## start Record list

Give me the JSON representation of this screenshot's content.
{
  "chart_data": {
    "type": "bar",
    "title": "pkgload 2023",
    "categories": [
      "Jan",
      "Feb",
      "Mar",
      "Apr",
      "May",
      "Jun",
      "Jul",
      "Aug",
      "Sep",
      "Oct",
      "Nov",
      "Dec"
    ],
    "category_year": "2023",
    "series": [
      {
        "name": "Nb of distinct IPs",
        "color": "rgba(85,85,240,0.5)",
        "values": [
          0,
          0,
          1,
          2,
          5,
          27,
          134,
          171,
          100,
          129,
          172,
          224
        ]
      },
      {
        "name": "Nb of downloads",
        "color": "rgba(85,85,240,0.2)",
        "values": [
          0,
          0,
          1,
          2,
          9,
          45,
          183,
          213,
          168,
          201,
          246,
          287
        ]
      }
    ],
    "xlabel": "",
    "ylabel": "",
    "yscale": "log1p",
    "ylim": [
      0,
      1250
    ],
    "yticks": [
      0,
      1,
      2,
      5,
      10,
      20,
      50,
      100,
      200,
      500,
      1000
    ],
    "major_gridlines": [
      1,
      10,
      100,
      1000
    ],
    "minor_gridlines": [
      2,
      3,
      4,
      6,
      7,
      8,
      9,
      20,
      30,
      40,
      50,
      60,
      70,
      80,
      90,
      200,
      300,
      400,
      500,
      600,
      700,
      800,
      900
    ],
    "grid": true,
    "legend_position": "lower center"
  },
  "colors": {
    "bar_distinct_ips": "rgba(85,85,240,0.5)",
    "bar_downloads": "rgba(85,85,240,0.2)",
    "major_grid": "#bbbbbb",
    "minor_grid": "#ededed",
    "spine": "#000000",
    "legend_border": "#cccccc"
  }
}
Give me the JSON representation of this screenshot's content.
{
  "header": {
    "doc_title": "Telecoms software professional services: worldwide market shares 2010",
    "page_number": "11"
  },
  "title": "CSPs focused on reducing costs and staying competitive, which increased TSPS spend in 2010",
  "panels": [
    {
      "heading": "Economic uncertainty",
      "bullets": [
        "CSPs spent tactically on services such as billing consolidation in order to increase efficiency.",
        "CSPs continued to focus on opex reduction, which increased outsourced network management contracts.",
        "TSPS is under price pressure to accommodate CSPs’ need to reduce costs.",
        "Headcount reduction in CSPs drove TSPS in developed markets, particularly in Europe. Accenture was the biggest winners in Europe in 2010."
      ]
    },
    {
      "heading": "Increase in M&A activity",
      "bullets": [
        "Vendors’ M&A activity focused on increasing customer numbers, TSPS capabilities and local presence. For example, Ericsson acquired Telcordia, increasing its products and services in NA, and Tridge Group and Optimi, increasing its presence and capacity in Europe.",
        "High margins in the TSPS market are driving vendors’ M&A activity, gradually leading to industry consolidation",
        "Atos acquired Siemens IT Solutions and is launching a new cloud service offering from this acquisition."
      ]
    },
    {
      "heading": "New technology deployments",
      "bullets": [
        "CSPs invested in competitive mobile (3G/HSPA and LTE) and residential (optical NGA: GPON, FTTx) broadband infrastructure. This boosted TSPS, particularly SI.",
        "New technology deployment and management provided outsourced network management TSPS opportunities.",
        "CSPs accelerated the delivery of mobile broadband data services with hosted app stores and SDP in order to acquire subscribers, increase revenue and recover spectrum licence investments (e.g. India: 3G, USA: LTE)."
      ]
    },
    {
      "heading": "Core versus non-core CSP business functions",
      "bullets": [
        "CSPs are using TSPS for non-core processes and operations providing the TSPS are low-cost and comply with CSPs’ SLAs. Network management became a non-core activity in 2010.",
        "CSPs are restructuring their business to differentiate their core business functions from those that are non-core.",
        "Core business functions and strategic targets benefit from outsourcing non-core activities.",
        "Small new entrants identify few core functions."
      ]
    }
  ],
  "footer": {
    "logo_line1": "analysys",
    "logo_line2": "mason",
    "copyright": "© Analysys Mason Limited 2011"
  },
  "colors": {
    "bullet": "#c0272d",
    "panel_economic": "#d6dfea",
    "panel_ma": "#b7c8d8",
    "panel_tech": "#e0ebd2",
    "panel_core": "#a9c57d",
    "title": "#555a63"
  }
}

## end Record list

| Given request |
Copy all the records above exactly, missing none.

| Written answer |
Give me the JSON representation of this screenshot's content.
{
  "chart_data": {
    "type": "bar",
    "title": "pkgload 2023",
    "categories": [
      "Jan",
      "Feb",
      "Mar",
      "Apr",
      "May",
      "Jun",
      "Jul",
      "Aug",
      "Sep",
      "Oct",
      "Nov",
      "Dec"
    ],
    "category_year": "2023",
    "series": [
      {
        "name": "Nb of distinct IPs",
        "color": "rgba(85,85,240,0.5)",
        "values": [
          0,
          0,
          1,
          2,
          5,
          27,
          134,
          171,
          100,
          129,
          172,
          224
        ]
      },
      {
        "name": "Nb of downloads",
        "color": "rgba(85,85,240,0.2)",
        "values": [
          0,
          0,
          1,
          2,
          9,
          45,
          183,
          213,
          168,
          201,
          246,
          287
        ]
      }
    ],
    "xlabel": "",
    "ylabel": "",
    "yscale": "log1p",
    "ylim": [
      0,
      1250
    ],
    "yticks": [
      0,
      1,
      2,
      5,
      10,
      20,
      50,
      100,
      200,
      500,
      1000
    ],
    "major_gridlines": [
      1,
      10,
      100,
      1000
    ],
    "minor_gridlines": [
      2,
      3,
      4,
      6,
      7,
      8,
      9,
      20,
      30,
      40,
      50,
      60,
      70,
      80,
      90,
      200,
      300,
      400,
      500,
      600,
      700,
      800,
      900
    ],
    "grid": true,
    "legend_position": "lower center"
  },
  "colors": {
    "bar_distinct_ips": "rgba(85,85,240,0.5)",
    "bar_downloads": "rgba(85,85,240,0.2)",
    "major_grid": "#bbbbbb",
    "minor_grid": "#ededed",
    "spine": "#000000",
    "legend_border": "#cccccc"
  }
}
Give me the JSON representation of this screenshot's content.
{
  "header": {
    "doc_title": "Telecoms software professional services: worldwide market shares 2010",
    "page_number": "11"
  },
  "title": "CSPs focused on reducing costs and staying competitive, which increased TSPS spend in 2010",
  "panels": [
    {
      "heading": "Economic uncertainty",
      "bullets": [
        "CSPs spent tactically on services such as billing consolidation in order to increase efficiency.",
        "CSPs continued to focus on opex reduction, which increased outsourced network management contracts.",
        "TSPS is under price pressure to accommodate CSPs’ need to reduce costs.",
        "Headcount reduction in CSPs drove TSPS in developed markets, particularly in Europe. Accenture was the biggest winners in Europe in 2010."
      ]
    },
    {
      "heading": "Increase in M&A activity",
      "bullets": [
        "Vendors’ M&A activity focused on increasing customer numbers, TSPS capabilities and local presence. For example, Ericsson acquired Telcordia, increasing its products and services in NA, and Tridge Group and Optimi, increasing its presence and capacity in Europe.",
        "High margins in the TSPS market are driving vendors’ M&A activity, gradually leading to industry consolidation",
        "Atos acquired Siemens IT Solutions and is launching a new cloud service offering from this acquisition."
      ]
    },
    {
      "heading": "New technology deployments",
      "bullets": [
        "CSPs invested in competitive mobile (3G/HSPA and LTE) and residential (optical NGA: GPON, FTTx) broadband infrastructure. This boosted TSPS, particularly SI.",
        "New technology deployment and management provided outsourced network management TSPS opportunities.",
        "CSPs accelerated the delivery of mobile broadband data services with hosted app stores and SDP in order to acquire subscribers, increase revenue and recover spectrum licence investments (e.g. India: 3G, USA: LTE)."
      ]
    },
    {
      "heading": "Core versus non-core CSP business functions",
      "bullets": [
        "CSPs are using TSPS for non-core processes and operations providing the TSPS are low-cost and comply with CSPs’ SLAs. Network management became a non-core activity in 2010.",
        "CSPs are restructuring their business to differentiate their core business functions from those that are non-core.",
        "Core business functions and strategic targets benefit from outsourcing non-core activities.",
        "Small new entrants identify few core functions."
      ]
    }
  ],
  "footer": {
    "logo_line1": "analysys",
    "logo_line2": "mason",
    "copyright": "© Analysys Mason Limited 2011"
  },
  "colors": {
    "bullet": "#c0272d",
    "panel_economic": "#d6dfea",
    "panel_ma": "#b7c8d8",
    "panel_tech": "#e0ebd2",
    "panel_core": "#a9c57d",
    "title": "#555a63"
  }
}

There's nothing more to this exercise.